* _SHORT PROBLEM_
Answer with a single number, the count of lines holding the word "ylabel".

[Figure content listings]
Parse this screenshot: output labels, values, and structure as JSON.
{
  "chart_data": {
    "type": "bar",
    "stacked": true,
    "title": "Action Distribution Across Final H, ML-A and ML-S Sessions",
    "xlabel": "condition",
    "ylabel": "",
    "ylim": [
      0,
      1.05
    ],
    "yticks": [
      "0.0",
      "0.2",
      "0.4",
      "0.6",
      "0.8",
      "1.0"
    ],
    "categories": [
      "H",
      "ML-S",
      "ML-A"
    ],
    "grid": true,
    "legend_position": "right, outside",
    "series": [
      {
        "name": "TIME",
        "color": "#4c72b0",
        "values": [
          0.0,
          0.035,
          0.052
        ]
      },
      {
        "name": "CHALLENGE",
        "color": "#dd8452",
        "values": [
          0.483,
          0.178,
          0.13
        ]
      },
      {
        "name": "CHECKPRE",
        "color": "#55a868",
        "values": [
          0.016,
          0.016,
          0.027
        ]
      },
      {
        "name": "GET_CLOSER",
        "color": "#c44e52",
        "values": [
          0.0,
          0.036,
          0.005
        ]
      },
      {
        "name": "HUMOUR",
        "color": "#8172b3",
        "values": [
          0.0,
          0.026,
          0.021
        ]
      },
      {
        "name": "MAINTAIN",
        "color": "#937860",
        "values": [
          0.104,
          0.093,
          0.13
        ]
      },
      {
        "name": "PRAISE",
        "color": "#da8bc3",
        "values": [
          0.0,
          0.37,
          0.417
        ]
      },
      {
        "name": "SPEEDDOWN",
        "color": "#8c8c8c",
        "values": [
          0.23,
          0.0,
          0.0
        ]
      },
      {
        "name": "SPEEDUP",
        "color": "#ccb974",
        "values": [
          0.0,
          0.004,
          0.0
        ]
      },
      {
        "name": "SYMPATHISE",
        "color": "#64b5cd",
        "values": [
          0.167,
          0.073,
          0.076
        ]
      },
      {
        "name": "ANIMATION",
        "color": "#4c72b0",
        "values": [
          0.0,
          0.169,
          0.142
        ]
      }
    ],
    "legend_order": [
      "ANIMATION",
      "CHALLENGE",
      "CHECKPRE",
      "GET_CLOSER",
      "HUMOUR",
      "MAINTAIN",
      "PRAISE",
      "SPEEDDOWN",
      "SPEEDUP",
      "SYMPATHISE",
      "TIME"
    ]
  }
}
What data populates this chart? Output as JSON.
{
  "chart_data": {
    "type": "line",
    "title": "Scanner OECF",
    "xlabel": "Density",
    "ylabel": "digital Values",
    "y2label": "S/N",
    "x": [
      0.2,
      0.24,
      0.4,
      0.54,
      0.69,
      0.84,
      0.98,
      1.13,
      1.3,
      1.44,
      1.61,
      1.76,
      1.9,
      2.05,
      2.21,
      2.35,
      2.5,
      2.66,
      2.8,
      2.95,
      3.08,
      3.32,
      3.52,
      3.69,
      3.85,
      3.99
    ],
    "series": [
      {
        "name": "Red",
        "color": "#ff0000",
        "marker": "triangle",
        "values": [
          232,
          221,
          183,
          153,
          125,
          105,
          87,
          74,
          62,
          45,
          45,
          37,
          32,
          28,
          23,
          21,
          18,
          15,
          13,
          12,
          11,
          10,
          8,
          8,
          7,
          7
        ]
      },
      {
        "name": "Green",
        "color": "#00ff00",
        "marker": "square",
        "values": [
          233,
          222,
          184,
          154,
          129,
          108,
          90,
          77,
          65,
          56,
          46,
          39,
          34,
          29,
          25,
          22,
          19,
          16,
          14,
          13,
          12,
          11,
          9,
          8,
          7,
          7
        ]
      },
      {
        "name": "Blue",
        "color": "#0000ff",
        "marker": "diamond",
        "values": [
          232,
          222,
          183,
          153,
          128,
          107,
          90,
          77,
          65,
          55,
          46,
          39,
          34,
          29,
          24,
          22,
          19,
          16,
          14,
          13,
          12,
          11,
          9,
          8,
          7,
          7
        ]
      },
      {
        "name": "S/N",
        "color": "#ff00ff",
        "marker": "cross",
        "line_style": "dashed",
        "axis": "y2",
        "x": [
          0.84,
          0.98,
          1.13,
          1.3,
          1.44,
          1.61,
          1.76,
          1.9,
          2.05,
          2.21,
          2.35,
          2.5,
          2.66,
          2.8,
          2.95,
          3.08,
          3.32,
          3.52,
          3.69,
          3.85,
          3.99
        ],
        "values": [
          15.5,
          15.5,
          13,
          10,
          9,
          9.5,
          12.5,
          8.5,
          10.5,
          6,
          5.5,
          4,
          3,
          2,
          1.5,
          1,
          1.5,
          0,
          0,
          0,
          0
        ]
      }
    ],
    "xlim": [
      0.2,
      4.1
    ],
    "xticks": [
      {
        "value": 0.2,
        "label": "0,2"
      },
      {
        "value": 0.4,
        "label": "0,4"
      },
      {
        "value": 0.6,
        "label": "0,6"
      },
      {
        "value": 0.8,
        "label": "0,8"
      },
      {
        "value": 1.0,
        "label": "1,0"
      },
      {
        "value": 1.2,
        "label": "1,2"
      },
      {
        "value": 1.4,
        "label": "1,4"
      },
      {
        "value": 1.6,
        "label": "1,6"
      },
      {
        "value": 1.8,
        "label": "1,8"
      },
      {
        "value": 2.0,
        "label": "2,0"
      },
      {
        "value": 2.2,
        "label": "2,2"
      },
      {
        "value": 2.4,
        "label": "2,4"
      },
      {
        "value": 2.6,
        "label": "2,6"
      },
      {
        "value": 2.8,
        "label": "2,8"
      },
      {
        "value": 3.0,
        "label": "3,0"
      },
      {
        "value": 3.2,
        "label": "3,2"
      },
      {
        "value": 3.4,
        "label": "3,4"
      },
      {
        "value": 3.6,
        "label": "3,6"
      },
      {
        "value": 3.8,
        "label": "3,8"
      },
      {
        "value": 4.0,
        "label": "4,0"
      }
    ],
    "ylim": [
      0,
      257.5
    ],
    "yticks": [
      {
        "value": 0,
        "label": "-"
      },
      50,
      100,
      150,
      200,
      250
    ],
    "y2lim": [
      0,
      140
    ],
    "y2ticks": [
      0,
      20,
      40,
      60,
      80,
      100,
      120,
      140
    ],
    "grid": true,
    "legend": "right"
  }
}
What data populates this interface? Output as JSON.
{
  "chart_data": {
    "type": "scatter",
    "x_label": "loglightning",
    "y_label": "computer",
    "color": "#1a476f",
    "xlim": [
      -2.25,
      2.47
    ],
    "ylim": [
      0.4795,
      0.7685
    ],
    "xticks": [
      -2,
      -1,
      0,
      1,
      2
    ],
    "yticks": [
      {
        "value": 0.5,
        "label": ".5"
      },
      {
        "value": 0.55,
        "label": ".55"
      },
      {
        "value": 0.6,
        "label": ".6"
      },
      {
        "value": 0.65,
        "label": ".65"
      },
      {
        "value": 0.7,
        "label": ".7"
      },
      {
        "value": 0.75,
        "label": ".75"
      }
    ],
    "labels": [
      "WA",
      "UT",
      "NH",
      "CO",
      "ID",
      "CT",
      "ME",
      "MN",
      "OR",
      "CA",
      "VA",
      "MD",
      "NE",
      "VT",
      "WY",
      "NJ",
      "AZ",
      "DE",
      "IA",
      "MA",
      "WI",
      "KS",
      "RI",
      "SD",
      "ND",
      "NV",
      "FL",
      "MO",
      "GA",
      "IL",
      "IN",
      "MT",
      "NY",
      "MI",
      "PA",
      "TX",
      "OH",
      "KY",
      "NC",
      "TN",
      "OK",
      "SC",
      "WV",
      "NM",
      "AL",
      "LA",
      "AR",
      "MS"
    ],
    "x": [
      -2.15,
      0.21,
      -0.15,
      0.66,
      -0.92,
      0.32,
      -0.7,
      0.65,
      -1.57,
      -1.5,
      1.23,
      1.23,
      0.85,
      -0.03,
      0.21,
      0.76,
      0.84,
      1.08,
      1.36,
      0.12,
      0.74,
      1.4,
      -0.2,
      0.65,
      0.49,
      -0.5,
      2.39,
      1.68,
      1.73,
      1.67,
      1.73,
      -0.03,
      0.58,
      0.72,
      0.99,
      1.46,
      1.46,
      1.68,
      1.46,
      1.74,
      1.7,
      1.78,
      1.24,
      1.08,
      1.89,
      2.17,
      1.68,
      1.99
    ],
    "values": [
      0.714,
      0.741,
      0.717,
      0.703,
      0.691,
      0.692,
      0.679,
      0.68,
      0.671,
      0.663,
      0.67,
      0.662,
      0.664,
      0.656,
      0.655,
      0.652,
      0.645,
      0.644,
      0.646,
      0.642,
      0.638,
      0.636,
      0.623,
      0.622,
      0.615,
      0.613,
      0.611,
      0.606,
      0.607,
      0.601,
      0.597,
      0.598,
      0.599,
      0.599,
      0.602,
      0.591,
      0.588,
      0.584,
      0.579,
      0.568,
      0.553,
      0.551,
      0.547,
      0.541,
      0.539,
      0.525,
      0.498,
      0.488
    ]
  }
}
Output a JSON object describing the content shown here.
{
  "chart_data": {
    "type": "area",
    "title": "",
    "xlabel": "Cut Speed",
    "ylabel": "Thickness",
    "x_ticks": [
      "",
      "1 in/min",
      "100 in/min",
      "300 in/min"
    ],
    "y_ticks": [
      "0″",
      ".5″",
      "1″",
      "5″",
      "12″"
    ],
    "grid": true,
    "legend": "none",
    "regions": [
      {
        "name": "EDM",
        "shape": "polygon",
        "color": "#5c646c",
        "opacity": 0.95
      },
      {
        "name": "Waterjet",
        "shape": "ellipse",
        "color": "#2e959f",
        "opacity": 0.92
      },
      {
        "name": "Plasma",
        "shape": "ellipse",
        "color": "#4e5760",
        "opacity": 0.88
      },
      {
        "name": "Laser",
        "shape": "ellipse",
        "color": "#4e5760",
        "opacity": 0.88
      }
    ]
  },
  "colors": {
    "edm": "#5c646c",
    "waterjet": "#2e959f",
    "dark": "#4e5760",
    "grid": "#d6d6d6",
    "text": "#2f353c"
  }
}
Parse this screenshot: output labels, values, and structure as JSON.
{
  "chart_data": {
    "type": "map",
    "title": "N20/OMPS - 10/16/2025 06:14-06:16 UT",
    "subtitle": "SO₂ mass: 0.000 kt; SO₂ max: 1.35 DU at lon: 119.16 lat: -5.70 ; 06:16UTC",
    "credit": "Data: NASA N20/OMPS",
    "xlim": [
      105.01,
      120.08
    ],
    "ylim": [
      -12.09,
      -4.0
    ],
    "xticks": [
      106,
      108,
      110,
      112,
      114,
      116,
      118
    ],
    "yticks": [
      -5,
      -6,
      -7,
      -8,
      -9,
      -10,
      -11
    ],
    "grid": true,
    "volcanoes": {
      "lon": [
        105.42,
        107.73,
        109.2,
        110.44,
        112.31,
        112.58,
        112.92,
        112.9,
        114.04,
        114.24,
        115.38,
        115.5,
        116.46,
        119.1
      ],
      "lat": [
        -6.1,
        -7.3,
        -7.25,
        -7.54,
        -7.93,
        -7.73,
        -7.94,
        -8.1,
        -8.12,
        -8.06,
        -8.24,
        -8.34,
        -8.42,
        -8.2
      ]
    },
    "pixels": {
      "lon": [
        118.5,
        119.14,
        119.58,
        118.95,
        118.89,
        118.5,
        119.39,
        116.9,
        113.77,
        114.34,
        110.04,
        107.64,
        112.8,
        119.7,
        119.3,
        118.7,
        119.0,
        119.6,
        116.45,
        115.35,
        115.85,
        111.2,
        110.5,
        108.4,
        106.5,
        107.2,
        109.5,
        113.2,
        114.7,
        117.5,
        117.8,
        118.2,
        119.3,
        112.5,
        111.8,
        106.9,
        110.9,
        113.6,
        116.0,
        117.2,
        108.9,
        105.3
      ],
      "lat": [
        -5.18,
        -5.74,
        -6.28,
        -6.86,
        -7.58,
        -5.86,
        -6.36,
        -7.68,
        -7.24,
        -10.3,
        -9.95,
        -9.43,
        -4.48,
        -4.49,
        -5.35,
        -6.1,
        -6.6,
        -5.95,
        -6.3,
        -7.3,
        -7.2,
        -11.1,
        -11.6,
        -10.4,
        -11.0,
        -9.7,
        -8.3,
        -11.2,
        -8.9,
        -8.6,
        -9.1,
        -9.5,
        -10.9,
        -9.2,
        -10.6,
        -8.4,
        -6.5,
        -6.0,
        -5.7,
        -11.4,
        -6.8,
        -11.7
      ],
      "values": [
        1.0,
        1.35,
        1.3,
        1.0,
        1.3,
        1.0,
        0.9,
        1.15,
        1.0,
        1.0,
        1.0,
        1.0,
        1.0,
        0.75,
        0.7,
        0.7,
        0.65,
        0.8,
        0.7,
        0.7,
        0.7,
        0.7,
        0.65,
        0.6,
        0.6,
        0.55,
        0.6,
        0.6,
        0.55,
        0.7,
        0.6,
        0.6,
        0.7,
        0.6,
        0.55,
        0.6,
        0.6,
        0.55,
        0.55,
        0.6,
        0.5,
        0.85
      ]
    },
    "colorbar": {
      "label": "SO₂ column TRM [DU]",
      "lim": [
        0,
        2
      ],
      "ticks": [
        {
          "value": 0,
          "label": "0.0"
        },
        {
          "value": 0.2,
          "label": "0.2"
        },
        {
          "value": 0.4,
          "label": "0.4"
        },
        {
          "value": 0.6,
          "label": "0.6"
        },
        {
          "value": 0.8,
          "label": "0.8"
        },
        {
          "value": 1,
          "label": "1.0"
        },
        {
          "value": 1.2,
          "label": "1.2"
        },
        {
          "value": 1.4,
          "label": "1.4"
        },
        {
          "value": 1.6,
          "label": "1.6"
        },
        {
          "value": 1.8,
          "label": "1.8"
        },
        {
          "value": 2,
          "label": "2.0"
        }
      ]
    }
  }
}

* _ANSWER TO THIS EXERCISE_
3